■ **The exercise**: Without the pictures, output the records below word for word.

■ **Given records**:
=======

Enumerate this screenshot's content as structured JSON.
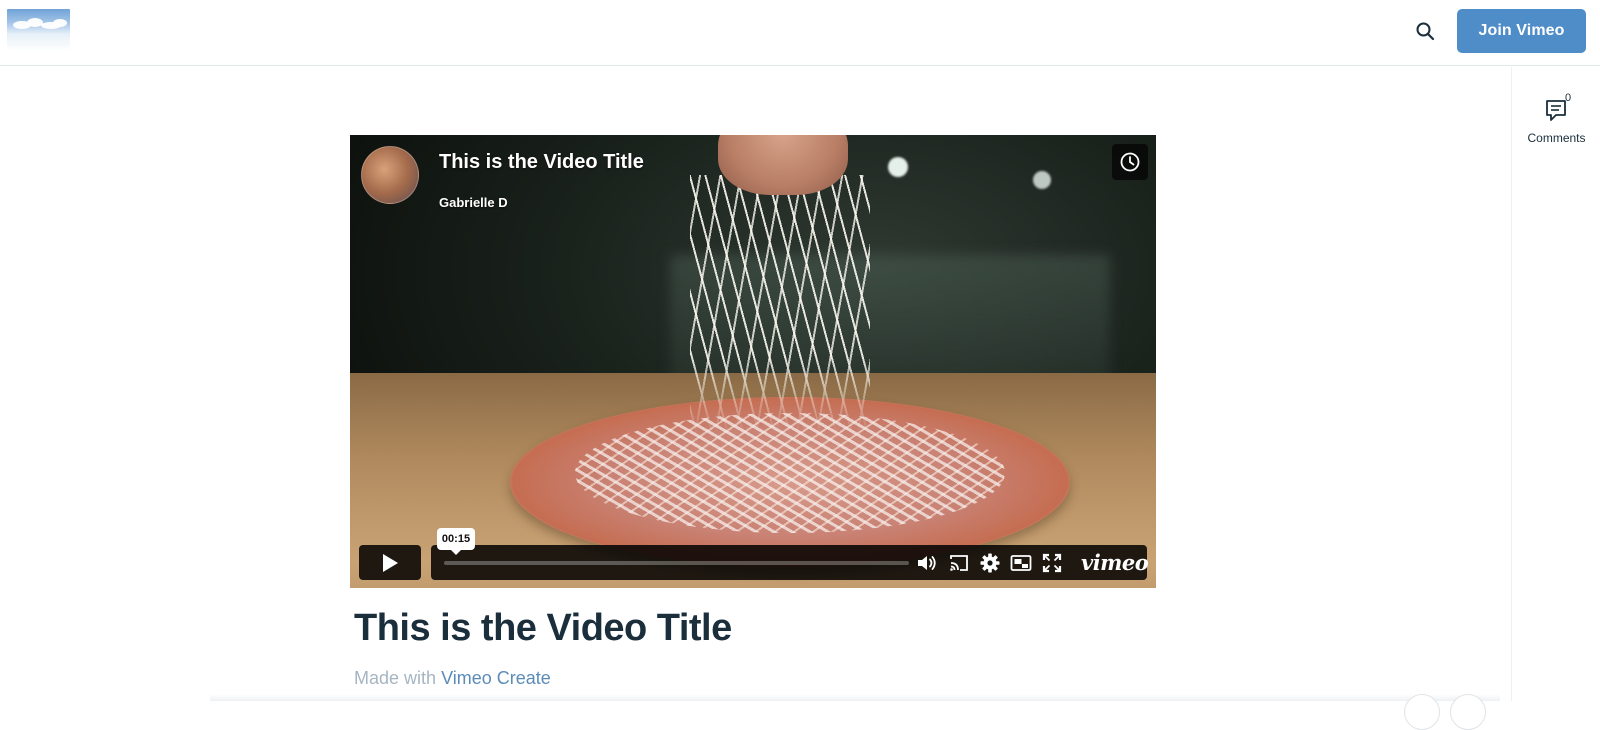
{
  "header": {
    "logo_alt": "",
    "join_label": "Join Vimeo",
    "accent": "#4f8dc9"
  },
  "rail": {
    "comments_count": "0",
    "comments_label": "Comments"
  },
  "player": {
    "title": "This is the Video Title",
    "author": "Gabrielle D",
    "tooltip_time": "00:15",
    "brand": "vimeo",
    "progress": 0
  },
  "page": {
    "title": "This is the Video Title",
    "made_with_prefix": "Made with",
    "made_with_link": "Vimeo Create"
  },
  "icons": [
    "search-icon",
    "comment-icon",
    "clock-icon",
    "play-icon",
    "volume-icon",
    "cast-icon",
    "gear-icon",
    "pip-icon",
    "fullscreen-icon"
  ]
}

=======

■ **Output of the task**:
Enumerate this screenshot's content as structured JSON.
{
  "header": {
    "logo_alt": "",
    "join_label": "Join Vimeo",
    "accent": "#4f8dc9"
  },
  "rail": {
    "comments_count": "0",
    "comments_label": "Comments"
  },
  "player": {
    "title": "This is the Video Title",
    "author": "Gabrielle D",
    "tooltip_time": "00:15",
    "brand": "vimeo",
    "progress": 0
  },
  "page": {
    "title": "This is the Video Title",
    "made_with_prefix": "Made with",
    "made_with_link": "Vimeo Create"
  },
  "icons": [
    "search-icon",
    "comment-icon",
    "clock-icon",
    "play-icon",
    "volume-icon",
    "cast-icon",
    "gear-icon",
    "pip-icon",
    "fullscreen-icon"
  ]
}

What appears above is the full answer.